___ BRANO FORNITO

Uno dei primi temi affrontati è quello dello smart working che impatta notevolmente sulle prospettive del mercato Office e sull’utilizzo degli spazi. Per il 66% del panel studiato dalla ricerca, lo smart working è una modalità di lavoro strutturale, destinata a durare. Come si può interpretare il fenomeno?

Secondo l’architetto Massimiliano Notarbartolo non è possibile fare previsioni sullo smart working se non considerare che è comunque una modalità che può dare importanti risultati. Tuttavia, questa modalità, si applicherà su larga scala solo quando saranno chiari e condivisi i suoi concetti di base e le caratteristiche applicative, anche perché vi sono delle criticità da tenere in considerazione. L’innovazione è comunque il drive principale del business e non bisogna dimenticare che gli uffici sono i luoghi fisici che permettono la condivisione e la creazione e questa dimensione è allontanata dallo smart working. Inoltre, l’economia è interconnessa per cui l’introduzione dello smart working induce anche fenomeni che impattano su altri settori: dal retail alla ristorazione ecc.

Lo smart working è stato imposto al 70% dei lavoratori con ricadute positive e negative. Secondo Gabriella Calchi Novati, la dimensione digitale non ha riportato al centro l’essere umano, anzi ha azzerato tutto il “pubblico” portandolo nel “privato". Occorre dire che il termine “smart working” si usa solo in Italia e ha forse implicazioni ideologiche, necessarie a farlo diventare “cool”. In realtà, per Novati, lo smart working è stato vissuto positivamente solo se le persone hanno potuto permetterselo con ambienti propri adatti, isolati e con le strutture tipiche dell’office.
Inoltre, tra gli asetti negativi dello smart working, si può verificare un crollo della creatività, perché è una modalità di lavro imposta dal lockdown e della separazione sociale. Vi sono delle ripercussioni già misurabili dello smart working che la società sta portando alla luce. Per esempio, il diritto all’essere offline, la ricostruzione dell’empatia, lo spostamento verso il posto di lavoro come vissuto centrale per l’esistenza e la relazione.

Per Gianluca Sinisi, lo smart working può indebolire il concetto di corporale identity vissuto dai dipendenti. Quale senso di appartenenza può maturare in una persona che non è mai presente in azienda? L’impresa ha anche lo scopo di sviluppare e diffondere tra la propria forza lavoro dei valori che, necessariamente deve condividere con le proprie persone. Inoltre le nuove generazioni, introdotte nel lavoro, come possono imparare e crescere se non hanno contatto con altri? Domande degne di riflessioni approfondite perché il rapporto umano, per Sinisi, è fondamentale.

______

## ISTRUZIONI
1. Nel brano sullo smart working, per quale percentuale del panel della ricerca lo smart working è una modalità di lavoro strutturale, destinata a durare?
2. Estendi il brano sullo smart working con alcune frasi che seguano la sua ultima riga.

___ DATI FORNITI

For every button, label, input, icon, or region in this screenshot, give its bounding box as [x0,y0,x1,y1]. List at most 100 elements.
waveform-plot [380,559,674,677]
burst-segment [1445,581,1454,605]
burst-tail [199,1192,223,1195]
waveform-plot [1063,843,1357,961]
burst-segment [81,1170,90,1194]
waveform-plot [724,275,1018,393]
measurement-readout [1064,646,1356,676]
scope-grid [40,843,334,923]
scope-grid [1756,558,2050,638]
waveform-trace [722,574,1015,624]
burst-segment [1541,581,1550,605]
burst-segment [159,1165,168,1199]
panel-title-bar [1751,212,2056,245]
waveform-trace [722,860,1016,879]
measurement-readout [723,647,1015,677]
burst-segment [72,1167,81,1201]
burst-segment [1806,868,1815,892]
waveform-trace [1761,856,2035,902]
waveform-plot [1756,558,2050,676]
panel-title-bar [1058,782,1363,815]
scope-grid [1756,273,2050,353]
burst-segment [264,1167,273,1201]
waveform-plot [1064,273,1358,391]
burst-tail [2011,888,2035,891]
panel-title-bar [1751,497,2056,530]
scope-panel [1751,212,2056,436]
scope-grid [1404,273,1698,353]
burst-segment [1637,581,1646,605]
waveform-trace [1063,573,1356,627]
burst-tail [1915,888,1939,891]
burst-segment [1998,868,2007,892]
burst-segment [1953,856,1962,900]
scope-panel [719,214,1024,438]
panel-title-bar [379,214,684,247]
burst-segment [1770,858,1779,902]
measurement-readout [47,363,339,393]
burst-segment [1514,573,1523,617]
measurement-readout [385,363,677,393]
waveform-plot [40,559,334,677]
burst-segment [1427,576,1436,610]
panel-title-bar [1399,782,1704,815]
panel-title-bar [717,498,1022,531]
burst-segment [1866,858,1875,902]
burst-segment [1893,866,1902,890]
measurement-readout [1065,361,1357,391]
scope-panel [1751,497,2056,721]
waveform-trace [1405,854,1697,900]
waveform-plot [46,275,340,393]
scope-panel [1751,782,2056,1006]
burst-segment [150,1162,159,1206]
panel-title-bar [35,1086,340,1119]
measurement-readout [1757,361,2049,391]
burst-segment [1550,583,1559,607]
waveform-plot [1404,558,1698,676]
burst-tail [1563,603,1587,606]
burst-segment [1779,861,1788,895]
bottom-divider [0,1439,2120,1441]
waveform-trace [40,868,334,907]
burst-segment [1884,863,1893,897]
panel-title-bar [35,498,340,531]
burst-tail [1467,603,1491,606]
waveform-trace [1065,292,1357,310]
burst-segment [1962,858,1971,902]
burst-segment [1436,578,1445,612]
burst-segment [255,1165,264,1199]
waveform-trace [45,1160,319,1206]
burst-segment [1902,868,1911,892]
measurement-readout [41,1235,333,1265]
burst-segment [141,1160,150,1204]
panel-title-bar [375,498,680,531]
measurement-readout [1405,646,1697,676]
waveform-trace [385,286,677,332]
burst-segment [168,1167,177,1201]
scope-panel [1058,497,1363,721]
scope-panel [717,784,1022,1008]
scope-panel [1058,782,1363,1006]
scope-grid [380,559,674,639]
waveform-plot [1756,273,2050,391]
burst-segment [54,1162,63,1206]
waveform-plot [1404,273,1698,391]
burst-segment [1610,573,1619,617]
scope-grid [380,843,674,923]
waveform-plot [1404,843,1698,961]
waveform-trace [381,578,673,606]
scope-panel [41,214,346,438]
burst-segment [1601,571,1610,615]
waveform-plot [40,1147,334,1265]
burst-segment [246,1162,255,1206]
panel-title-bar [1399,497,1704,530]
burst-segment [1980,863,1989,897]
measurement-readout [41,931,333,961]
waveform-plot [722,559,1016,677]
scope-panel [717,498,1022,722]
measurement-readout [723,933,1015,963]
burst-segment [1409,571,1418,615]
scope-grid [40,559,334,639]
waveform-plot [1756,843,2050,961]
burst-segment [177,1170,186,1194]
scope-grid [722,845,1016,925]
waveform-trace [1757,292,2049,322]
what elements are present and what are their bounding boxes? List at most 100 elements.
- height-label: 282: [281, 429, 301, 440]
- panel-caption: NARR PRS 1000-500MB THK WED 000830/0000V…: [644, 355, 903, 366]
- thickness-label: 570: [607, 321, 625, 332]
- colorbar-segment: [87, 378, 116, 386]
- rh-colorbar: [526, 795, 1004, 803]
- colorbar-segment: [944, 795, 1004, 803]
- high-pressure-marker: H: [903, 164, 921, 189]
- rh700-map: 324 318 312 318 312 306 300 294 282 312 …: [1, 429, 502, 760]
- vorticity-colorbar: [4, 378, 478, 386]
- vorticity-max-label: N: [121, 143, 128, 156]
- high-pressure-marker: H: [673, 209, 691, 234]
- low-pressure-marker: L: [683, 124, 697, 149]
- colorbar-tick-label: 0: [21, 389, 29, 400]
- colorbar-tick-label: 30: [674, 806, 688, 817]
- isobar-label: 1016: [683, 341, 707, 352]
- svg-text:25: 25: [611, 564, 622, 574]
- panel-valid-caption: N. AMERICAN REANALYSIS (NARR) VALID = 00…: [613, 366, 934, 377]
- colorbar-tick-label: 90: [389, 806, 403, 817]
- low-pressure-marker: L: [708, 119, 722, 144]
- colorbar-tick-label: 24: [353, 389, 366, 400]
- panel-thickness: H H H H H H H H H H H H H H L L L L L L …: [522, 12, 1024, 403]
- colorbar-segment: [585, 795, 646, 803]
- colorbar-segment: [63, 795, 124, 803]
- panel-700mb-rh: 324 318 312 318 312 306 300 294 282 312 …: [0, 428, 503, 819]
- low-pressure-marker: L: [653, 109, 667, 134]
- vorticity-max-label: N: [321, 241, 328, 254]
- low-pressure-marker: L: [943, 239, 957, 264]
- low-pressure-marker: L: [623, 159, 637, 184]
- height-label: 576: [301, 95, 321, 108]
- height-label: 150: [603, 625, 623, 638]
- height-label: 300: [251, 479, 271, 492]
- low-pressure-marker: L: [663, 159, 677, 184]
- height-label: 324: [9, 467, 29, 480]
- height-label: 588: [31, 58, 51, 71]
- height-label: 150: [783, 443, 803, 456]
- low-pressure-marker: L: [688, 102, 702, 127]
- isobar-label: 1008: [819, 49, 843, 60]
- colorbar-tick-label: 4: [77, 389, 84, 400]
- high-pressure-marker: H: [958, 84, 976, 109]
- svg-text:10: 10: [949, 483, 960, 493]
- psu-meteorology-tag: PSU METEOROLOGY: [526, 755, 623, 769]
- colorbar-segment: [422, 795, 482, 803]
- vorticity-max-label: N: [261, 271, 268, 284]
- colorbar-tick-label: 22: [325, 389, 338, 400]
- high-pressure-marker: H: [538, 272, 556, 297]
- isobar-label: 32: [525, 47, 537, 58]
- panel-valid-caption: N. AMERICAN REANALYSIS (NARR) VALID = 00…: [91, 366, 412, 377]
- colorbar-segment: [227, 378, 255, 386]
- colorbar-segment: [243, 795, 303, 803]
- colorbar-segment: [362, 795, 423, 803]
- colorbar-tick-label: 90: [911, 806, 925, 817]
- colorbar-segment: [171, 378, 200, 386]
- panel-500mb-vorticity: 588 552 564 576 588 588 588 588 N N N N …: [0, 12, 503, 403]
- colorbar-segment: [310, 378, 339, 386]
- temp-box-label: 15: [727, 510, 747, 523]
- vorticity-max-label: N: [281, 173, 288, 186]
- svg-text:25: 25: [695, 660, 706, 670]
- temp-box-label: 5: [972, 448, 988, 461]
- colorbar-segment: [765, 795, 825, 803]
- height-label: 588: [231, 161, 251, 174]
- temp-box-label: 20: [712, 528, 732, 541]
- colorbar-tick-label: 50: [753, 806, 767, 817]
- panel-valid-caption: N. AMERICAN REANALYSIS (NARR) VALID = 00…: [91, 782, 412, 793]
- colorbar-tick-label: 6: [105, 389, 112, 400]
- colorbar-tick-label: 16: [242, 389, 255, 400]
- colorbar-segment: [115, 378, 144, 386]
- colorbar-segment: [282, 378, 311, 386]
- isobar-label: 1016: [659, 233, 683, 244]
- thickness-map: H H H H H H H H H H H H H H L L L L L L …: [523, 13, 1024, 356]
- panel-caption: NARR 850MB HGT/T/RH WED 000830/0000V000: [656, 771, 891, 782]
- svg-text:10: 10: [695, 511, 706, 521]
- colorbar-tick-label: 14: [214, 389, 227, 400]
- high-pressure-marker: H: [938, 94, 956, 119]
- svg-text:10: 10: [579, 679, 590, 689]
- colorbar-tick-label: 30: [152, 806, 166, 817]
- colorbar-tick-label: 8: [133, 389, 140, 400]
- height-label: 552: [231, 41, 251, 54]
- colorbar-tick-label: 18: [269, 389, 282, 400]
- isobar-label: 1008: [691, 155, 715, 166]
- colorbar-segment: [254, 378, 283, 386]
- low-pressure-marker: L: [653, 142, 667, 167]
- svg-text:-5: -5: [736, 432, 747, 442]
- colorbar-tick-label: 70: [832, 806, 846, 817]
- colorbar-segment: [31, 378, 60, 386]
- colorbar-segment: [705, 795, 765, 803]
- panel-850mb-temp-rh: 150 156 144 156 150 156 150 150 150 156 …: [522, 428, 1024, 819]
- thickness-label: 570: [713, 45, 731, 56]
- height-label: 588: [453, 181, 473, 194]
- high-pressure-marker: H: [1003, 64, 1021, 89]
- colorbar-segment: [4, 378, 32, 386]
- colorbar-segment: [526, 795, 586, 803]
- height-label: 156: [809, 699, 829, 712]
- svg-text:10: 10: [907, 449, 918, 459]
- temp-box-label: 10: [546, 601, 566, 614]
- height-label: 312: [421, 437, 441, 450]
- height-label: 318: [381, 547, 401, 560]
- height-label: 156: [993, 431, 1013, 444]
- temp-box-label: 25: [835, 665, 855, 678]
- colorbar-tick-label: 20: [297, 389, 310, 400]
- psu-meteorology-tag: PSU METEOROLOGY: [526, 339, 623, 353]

______

## LE TUE RISPOSTE
1. Per il 66% del panel.

2.
Un altro tema importante è il ripensamento degli spazi di lavoro che da sempre sono progettati per ospitare molte più persone di quanto le misure di sicurezza oggi impongono. Per l’architetto Notarbartolo in questo momento si sta ragionando ma agendo anche istintivamente. Occorre aspettare che le dinamiche evolutive si assestino in uno scenario più consolidato. Tuttavia la progettazione è cambiata anche perché ormai vi è consapevolezza che non è necessario controllare visivamente il lavoro delle persone e farle obbligatoriamente spostare per raggiungere il posto di lavoro.

Venendo a temi eminentemente economici, dall’ultima ricerca di E&V emerge che l’office è una ambito che ha richiesto in misura minore la rimodulazione degli affitti rispetto al retail. Quale fenomeno sta alle spalle di queste differenze?

Per Sinisi è troppo presto per tirare le somme. È tutto in movimento e le reali conseguenze non le abbiamo ancora viste.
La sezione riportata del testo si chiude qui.